> **Input data**:
• • • • •

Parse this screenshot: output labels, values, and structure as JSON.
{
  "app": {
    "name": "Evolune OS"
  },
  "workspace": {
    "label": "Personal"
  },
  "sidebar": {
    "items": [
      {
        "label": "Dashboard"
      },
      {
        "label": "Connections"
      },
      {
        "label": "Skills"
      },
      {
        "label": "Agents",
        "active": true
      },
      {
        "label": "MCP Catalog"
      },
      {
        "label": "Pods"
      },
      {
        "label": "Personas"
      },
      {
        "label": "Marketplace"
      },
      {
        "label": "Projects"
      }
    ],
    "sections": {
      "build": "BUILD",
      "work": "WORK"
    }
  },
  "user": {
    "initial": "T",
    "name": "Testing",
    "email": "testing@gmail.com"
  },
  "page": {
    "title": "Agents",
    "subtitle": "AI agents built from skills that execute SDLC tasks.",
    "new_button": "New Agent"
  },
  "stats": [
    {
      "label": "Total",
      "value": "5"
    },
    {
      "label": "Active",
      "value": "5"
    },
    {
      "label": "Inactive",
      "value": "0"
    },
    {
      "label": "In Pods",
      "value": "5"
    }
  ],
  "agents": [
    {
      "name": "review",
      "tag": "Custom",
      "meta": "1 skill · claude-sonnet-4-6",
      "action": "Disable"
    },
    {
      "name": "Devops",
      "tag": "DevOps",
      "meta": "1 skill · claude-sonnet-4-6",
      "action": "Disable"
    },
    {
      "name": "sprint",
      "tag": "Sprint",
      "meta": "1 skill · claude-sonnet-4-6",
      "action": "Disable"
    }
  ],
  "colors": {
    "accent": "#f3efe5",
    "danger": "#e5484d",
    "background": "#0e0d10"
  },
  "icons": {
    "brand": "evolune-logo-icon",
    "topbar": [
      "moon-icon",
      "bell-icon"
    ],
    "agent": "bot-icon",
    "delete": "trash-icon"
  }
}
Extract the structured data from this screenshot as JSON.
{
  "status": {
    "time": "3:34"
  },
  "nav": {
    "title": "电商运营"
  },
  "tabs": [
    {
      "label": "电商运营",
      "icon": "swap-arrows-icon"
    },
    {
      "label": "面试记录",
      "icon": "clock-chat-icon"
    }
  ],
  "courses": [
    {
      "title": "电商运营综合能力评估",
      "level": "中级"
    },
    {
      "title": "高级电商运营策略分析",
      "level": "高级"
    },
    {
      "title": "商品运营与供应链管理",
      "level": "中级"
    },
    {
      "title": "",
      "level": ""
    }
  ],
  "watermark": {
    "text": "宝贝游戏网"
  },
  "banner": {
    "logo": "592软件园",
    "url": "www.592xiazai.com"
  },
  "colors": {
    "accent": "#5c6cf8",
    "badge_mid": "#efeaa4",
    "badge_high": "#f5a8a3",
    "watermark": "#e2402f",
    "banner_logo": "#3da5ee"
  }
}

• • • • •

> **Instructions for the task**: Transcribe the material exactly as it reads.

> **Response to the task**:
Parse this screenshot: output labels, values, and structure as JSON.
{
  "app": {
    "name": "Evolune OS"
  },
  "workspace": {
    "label": "Personal"
  },
  "sidebar": {
    "items": [
      {
        "label": "Dashboard"
      },
      {
        "label": "Connections"
      },
      {
        "label": "Skills"
      },
      {
        "label": "Agents",
        "active": true
      },
      {
        "label": "MCP Catalog"
      },
      {
        "label": "Pods"
      },
      {
        "label": "Personas"
      },
      {
        "label": "Marketplace"
      },
      {
        "label": "Projects"
      }
    ],
    "sections": {
      "build": "BUILD",
      "work": "WORK"
    }
  },
  "user": {
    "initial": "T",
    "name": "Testing",
    "email": "testing@gmail.com"
  },
  "page": {
    "title": "Agents",
    "subtitle": "AI agents built from skills that execute SDLC tasks.",
    "new_button": "New Agent"
  },
  "stats": [
    {
      "label": "Total",
      "value": "5"
    },
    {
      "label": "Active",
      "value": "5"
    },
    {
      "label": "Inactive",
      "value": "0"
    },
    {
      "label": "In Pods",
      "value": "5"
    }
  ],
  "agents": [
    {
      "name": "review",
      "tag": "Custom",
      "meta": "1 skill · claude-sonnet-4-6",
      "action": "Disable"
    },
    {
      "name": "Devops",
      "tag": "DevOps",
      "meta": "1 skill · claude-sonnet-4-6",
      "action": "Disable"
    },
    {
      "name": "sprint",
      "tag": "Sprint",
      "meta": "1 skill · claude-sonnet-4-6",
      "action": "Disable"
    }
  ],
  "colors": {
    "accent": "#f3efe5",
    "danger": "#e5484d",
    "background": "#0e0d10"
  },
  "icons": {
    "brand": "evolune-logo-icon",
    "topbar": [
      "moon-icon",
      "bell-icon"
    ],
    "agent": "bot-icon",
    "delete": "trash-icon"
  }
}
Extract the structured data from this screenshot as JSON.
{
  "status": {
    "time": "3:34"
  },
  "nav": {
    "title": "电商运营"
  },
  "tabs": [
    {
      "label": "电商运营",
      "icon": "swap-arrows-icon"
    },
    {
      "label": "面试记录",
      "icon": "clock-chat-icon"
    }
  ],
  "courses": [
    {
      "title": "电商运营综合能力评估",
      "level": "中级"
    },
    {
      "title": "高级电商运营策略分析",
      "level": "高级"
    },
    {
      "title": "商品运营与供应链管理",
      "level": "中级"
    },
    {
      "title": "",
      "level": ""
    }
  ],
  "watermark": {
    "text": "宝贝游戏网"
  },
  "banner": {
    "logo": "592软件园",
    "url": "www.592xiazai.com"
  },
  "colors": {
    "accent": "#5c6cf8",
    "badge_mid": "#efeaa4",
    "badge_high": "#f5a8a3",
    "watermark": "#e2402f",
    "banner_logo": "#3da5ee"
  }
}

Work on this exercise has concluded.